# START OF PROVIDED RECORDS

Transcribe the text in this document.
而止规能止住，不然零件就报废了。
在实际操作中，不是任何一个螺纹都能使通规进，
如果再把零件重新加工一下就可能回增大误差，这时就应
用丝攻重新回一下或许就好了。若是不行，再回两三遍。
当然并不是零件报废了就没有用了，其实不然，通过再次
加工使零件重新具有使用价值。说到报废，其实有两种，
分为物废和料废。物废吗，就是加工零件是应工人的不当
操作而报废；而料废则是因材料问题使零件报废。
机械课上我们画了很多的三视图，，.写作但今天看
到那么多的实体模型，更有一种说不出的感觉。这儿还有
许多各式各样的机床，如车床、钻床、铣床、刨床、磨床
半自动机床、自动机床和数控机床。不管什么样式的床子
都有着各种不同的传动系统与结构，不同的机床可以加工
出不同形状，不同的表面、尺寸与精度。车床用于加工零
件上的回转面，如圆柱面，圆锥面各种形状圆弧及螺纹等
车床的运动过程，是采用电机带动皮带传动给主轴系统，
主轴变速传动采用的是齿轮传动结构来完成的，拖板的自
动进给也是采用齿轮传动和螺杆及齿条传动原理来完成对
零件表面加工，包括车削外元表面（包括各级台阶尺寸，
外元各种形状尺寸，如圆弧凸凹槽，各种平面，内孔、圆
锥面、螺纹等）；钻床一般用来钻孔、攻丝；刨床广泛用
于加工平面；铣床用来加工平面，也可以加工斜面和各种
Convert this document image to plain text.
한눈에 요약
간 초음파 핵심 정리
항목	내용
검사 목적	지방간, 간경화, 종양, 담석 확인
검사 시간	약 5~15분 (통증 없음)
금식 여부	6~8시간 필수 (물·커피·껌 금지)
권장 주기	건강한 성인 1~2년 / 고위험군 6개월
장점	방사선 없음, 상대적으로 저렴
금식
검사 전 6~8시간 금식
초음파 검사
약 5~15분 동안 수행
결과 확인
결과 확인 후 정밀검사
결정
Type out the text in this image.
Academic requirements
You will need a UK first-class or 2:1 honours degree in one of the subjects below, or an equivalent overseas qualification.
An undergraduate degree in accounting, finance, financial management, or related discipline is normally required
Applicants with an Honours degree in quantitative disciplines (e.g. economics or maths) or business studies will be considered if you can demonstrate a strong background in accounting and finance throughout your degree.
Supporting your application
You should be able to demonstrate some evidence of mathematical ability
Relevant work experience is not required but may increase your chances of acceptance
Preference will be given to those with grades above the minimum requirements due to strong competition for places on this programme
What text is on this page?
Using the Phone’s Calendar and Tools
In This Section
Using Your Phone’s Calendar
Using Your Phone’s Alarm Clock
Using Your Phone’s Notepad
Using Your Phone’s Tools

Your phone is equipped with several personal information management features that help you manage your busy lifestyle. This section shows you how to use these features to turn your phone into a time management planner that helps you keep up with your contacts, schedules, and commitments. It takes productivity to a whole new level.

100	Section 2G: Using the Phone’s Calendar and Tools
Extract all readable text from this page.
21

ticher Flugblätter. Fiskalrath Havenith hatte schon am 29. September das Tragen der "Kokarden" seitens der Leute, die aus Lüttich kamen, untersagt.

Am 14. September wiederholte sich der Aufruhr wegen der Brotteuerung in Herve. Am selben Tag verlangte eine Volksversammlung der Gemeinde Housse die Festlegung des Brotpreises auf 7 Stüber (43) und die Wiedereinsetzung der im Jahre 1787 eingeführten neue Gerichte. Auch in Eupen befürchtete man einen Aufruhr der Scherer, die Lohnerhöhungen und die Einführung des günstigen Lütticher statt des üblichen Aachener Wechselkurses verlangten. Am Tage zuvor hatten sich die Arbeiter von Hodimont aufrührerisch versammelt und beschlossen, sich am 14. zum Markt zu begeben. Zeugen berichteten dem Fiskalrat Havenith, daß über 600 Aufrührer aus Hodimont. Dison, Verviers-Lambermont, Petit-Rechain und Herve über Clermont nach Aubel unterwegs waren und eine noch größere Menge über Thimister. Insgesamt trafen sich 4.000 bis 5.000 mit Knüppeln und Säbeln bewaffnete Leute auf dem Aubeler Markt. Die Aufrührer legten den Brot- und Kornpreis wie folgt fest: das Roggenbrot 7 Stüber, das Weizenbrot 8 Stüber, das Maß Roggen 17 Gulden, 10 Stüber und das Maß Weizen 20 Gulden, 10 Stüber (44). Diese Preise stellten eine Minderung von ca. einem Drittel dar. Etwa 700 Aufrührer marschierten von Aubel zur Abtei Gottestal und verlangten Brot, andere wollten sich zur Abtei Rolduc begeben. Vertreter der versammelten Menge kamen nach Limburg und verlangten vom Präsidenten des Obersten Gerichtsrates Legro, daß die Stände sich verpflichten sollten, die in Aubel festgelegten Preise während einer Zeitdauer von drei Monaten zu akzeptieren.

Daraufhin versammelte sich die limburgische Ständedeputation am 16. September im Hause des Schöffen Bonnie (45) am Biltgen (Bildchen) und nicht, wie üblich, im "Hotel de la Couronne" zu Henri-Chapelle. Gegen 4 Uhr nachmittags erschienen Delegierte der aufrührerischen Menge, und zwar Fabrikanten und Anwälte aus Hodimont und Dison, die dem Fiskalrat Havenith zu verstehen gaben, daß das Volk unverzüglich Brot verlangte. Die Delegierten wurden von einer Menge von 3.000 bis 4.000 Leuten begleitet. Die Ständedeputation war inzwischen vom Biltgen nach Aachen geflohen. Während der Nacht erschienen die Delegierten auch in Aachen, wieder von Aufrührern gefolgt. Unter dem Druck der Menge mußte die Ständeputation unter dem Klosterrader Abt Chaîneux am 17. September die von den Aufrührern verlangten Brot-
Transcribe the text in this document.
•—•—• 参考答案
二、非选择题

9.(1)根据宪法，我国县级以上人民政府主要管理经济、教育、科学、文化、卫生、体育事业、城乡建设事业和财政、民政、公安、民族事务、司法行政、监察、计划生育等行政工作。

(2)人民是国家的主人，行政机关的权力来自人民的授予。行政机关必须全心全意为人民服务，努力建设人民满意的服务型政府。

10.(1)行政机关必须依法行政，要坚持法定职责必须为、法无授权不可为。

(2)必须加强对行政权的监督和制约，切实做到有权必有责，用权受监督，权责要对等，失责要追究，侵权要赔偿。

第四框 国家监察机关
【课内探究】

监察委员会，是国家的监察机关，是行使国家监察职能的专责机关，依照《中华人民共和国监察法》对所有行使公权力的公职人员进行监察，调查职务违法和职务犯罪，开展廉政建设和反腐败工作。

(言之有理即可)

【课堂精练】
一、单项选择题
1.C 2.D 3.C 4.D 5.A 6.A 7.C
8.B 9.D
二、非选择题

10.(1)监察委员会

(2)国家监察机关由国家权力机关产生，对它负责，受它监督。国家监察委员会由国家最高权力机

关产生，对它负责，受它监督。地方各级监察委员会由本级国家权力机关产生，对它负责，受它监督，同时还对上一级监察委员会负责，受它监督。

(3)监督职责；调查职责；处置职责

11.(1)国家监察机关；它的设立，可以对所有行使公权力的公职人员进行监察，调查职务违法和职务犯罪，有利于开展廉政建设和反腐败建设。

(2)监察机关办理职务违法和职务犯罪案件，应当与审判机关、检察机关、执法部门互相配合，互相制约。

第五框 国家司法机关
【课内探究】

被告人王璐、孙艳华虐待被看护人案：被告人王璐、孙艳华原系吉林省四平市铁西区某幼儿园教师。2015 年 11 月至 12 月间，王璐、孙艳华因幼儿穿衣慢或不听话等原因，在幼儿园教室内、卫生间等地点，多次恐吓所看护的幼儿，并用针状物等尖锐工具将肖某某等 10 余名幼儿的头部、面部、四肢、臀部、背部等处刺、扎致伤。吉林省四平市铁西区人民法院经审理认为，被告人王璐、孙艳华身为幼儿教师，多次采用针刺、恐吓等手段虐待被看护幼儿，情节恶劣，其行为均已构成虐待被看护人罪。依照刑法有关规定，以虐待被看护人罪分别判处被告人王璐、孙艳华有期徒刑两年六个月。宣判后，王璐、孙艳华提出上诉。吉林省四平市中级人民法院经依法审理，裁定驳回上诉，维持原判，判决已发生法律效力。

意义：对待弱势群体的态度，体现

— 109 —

# END OF PROVIDED RECORDS

EXERCISE:
Copy out every line from the material above in which the word "requirements" appears.

THE COMPLETED TASK:
Academic requirements
Preference will be given to those with grades above the minimum requirements due to strong competition for places on this programme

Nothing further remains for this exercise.